--- Task ---
Write out the entries below once more, exactly, with the pictures left out.

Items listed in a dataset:
━━━━

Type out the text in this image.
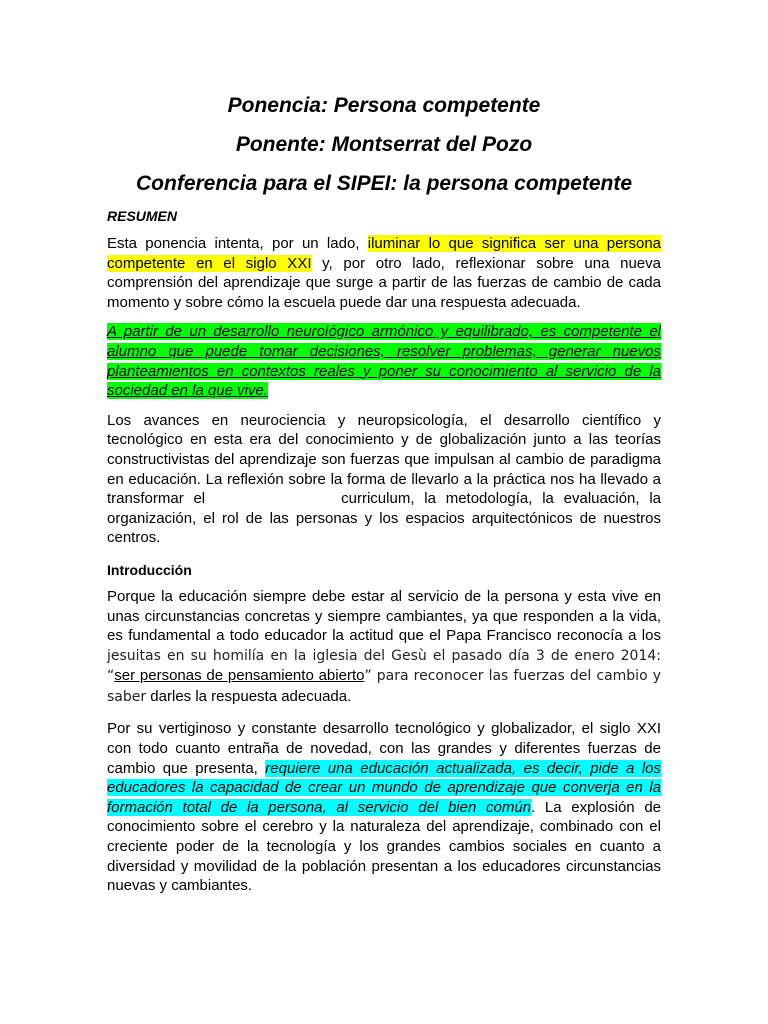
Ponencia: Persona competente
Ponente: Montserrat del Pozo
Conferencia para el SIPEI: la persona competente
RESUMEN

Esta ponencia intenta, por un lado, iluminar lo que significa ser una persona competente en el siglo XXI y, por otro lado, reflexionar sobre una nueva comprensión del aprendizaje que surge a partir de las fuerzas de cambio de cada momento y sobre cómo la escuela puede dar una respuesta adecuada.

A partir de un desarrollo neurológico armónico y equilibrado, es competente el alumno que puede tomar decisiones, resolver problemas, generar nuevos planteamientos en contextos reales y poner su conocimiento al servicio de la sociedad en la que vive.

Los avances en neurociencia y neuropsicología, el desarrollo científico y tecnológico en esta era del conocimiento y de globalización junto a las teorías constructivistas del aprendizaje son fuerzas que impulsan al cambio de paradigma en educación. La reflexión sobre la forma de llevarlo a la práctica nos ha llevado a transformar el	curriculum, la metodología, la evaluación, la organización, el rol de las personas y los espacios arquitectónicos de nuestros centros.

Introducción

Porque la educación siempre debe estar al servicio de la persona y esta vive en unas circunstancias concretas y siempre cambiantes, ya que responden a la vida, es fundamental a todo educador la actitud que el Papa Francisco reconocía a los jesuitas en su homilía en la iglesia del Gesù el pasado día 3 de enero 2014: “ser personas de pensamiento abierto” para reconocer las fuerzas del cambio y saber darles la respuesta adecuada.

Por su vertiginoso y constante desarrollo tecnológico y globalizador, el siglo XXI con todo cuanto entraña de novedad, con las grandes y diferentes fuerzas de cambio que presenta, requiere una educación actualizada, es decir, pide a los educadores la capacidad de crear un mundo de aprendizaje que converja en la formación total de la persona, al servicio del bien común. La explosión de conocimiento sobre el cerebro y la naturaleza del aprendizaje, combinado con el creciente poder de la tecnología y los grandes cambios sociales en cuanto a diversidad y movilidad de la población presentan a los educadores circunstancias nuevas y cambiantes.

━━━━

--- Written reply ---
Type out the text in this image.
Ponencia: Persona competente
Ponente: Montserrat del Pozo
Conferencia para el SIPEI: la persona competente
RESUMEN

Esta ponencia intenta, por un lado, iluminar lo que significa ser una persona competente en el siglo XXI y, por otro lado, reflexionar sobre una nueva comprensión del aprendizaje que surge a partir de las fuerzas de cambio de cada momento y sobre cómo la escuela puede dar una respuesta adecuada.

A partir de un desarrollo neurológico armónico y equilibrado, es competente el alumno que puede tomar decisiones, resolver problemas, generar nuevos planteamientos en contextos reales y poner su conocimiento al servicio de la sociedad en la que vive.

Los avances en neurociencia y neuropsicología, el desarrollo científico y tecnológico en esta era del conocimiento y de globalización junto a las teorías constructivistas del aprendizaje son fuerzas que impulsan al cambio de paradigma en educación. La reflexión sobre la forma de llevarlo a la práctica nos ha llevado a transformar el	curriculum, la metodología, la evaluación, la organización, el rol de las personas y los espacios arquitectónicos de nuestros centros.

Introducción

Porque la educación siempre debe estar al servicio de la persona y esta vive en unas circunstancias concretas y siempre cambiantes, ya que responden a la vida, es fundamental a todo educador la actitud que el Papa Francisco reconocía a los jesuitas en su homilía en la iglesia del Gesù el pasado día 3 de enero 2014: “ser personas de pensamiento abierto” para reconocer las fuerzas del cambio y saber darles la respuesta adecuada.

Por su vertiginoso y constante desarrollo tecnológico y globalizador, el siglo XXI con todo cuanto entraña de novedad, con las grandes y diferentes fuerzas de cambio que presenta, requiere una educación actualizada, es decir, pide a los educadores la capacidad de crear un mundo de aprendizaje que converja en la formación total de la persona, al servicio del bien común. La explosión de conocimiento sobre el cerebro y la naturaleza del aprendizaje, combinado con el creciente poder de la tecnología y los grandes cambios sociales en cuanto a diversidad y movilidad de la población presentan a los educadores circunstancias nuevas y cambiantes.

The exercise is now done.